* _ACTIVITY_:
Could you filter the records below and return each line that holds "cultured"?

* _DATA_:
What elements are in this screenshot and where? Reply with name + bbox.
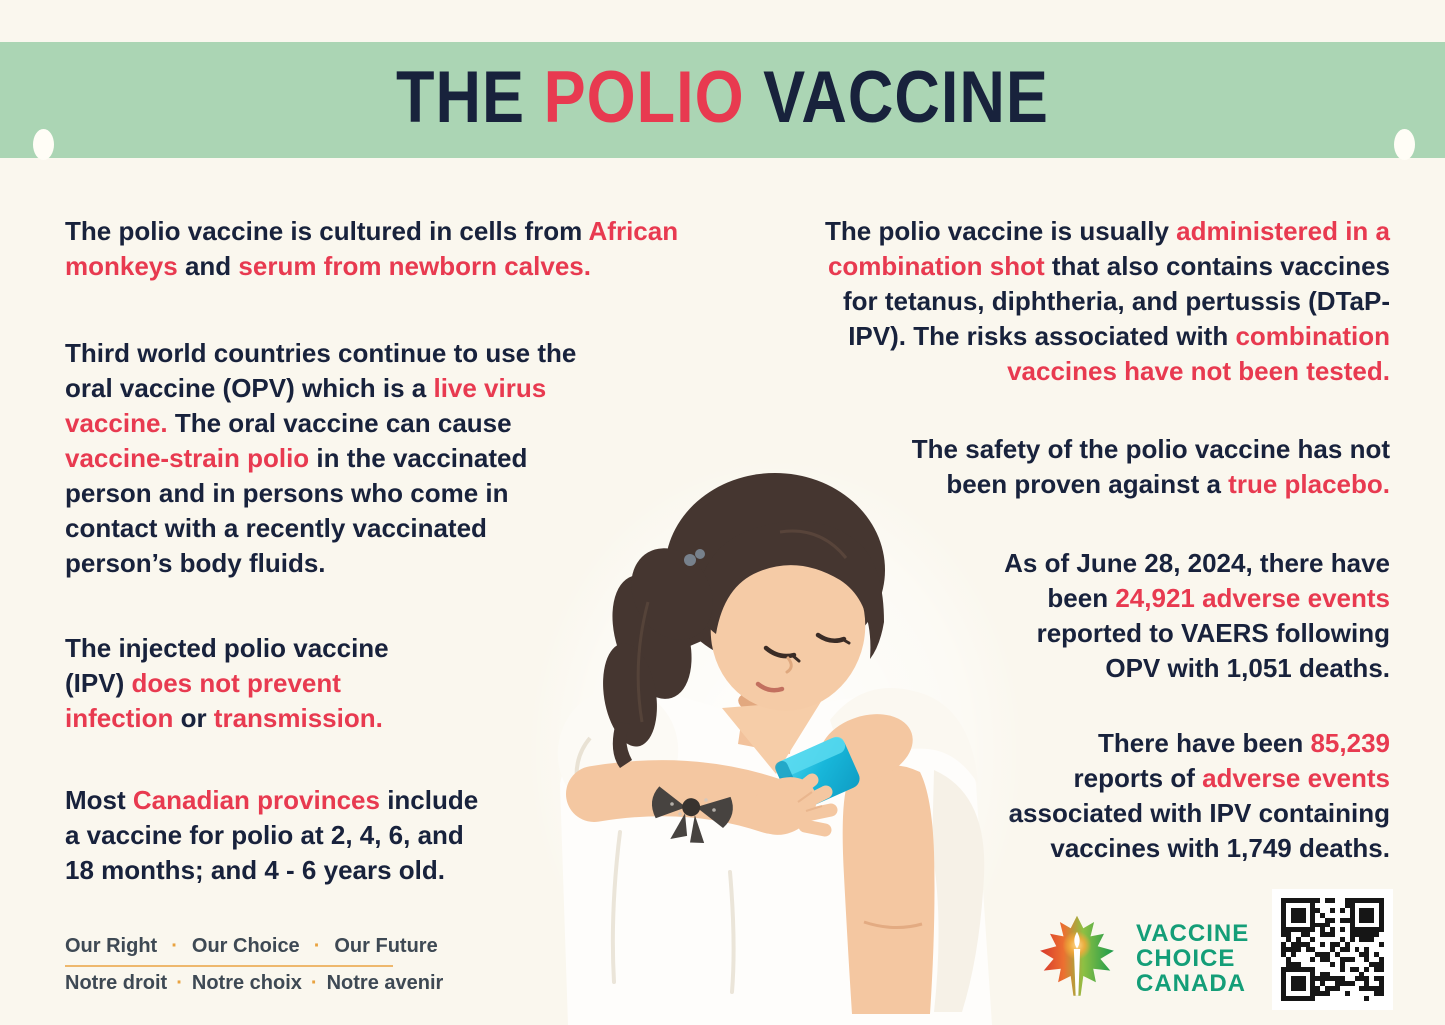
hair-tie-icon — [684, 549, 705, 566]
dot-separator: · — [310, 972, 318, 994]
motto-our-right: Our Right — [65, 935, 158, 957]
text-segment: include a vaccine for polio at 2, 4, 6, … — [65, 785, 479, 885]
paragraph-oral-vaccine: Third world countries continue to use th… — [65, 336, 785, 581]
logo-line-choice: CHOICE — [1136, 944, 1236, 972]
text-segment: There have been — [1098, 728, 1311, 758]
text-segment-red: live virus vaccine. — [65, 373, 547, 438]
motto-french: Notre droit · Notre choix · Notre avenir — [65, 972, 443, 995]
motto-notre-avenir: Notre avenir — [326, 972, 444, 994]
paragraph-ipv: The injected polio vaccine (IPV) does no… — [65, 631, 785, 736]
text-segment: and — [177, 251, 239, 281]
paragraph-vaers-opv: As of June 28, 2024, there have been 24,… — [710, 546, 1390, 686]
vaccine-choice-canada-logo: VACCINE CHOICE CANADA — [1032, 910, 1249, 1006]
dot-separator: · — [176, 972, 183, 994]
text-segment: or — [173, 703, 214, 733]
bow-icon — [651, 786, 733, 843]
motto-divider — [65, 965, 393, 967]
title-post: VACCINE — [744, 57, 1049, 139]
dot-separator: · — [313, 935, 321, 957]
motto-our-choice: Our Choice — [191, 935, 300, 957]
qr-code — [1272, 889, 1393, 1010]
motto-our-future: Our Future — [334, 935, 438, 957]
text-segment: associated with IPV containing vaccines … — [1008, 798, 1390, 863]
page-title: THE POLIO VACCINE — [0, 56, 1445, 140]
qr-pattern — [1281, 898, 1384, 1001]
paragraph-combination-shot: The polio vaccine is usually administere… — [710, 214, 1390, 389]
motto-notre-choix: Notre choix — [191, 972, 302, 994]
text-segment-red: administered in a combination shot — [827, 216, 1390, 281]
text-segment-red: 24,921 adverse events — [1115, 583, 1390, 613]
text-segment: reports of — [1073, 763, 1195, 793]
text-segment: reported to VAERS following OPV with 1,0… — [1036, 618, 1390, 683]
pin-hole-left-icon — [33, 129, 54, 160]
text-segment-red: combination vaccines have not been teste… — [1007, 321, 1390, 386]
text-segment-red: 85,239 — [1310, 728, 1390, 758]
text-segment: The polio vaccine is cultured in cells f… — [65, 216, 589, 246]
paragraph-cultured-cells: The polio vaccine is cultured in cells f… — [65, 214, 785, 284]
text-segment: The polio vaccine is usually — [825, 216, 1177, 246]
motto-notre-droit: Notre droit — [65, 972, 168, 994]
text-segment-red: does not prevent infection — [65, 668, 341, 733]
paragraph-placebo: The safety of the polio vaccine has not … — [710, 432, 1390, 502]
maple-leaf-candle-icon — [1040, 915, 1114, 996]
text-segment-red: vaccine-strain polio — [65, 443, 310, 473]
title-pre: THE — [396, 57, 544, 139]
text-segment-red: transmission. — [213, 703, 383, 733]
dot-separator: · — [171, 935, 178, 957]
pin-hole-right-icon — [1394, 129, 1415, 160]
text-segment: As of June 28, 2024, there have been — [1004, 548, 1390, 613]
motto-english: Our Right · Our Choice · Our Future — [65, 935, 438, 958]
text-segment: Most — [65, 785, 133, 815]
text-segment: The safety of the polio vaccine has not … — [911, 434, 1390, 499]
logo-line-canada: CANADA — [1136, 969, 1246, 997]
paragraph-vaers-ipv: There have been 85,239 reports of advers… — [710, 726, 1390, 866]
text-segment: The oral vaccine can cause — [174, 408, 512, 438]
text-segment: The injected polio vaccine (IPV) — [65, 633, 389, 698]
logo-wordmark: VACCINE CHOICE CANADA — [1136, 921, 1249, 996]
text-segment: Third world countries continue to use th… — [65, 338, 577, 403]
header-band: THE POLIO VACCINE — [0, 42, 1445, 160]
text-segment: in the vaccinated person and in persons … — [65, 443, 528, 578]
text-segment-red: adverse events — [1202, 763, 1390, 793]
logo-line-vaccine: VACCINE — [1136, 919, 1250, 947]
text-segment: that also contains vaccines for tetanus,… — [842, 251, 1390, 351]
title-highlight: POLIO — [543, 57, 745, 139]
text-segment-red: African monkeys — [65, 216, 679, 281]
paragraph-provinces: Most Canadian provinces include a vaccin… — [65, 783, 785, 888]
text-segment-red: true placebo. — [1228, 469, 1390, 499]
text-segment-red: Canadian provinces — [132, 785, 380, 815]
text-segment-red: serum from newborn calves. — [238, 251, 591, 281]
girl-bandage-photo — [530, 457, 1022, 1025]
---
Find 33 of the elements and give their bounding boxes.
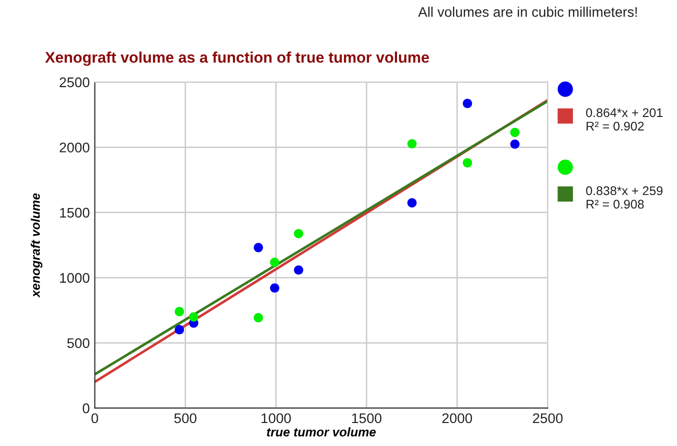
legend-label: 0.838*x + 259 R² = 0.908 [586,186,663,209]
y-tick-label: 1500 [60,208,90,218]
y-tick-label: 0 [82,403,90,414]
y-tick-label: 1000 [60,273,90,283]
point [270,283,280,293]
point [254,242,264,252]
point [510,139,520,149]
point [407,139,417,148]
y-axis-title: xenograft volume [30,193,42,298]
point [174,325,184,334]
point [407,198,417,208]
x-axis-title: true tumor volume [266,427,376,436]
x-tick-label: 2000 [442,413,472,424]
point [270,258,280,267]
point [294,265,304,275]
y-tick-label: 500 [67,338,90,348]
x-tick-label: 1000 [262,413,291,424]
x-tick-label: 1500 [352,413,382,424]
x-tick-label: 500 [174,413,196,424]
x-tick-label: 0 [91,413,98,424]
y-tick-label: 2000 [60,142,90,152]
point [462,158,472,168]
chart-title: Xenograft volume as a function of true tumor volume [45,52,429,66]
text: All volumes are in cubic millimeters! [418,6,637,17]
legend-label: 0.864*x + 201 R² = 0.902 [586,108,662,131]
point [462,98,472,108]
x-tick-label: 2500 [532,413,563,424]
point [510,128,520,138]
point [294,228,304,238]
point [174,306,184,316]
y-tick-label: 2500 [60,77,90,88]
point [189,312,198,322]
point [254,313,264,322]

* _RESPONSE_:
text-segment: The polio vaccine is cultured in cells f… — [65, 216, 589, 246]
paragraph-cultured-cells: The polio vaccine is cultured in cells f… — [65, 214, 785, 284]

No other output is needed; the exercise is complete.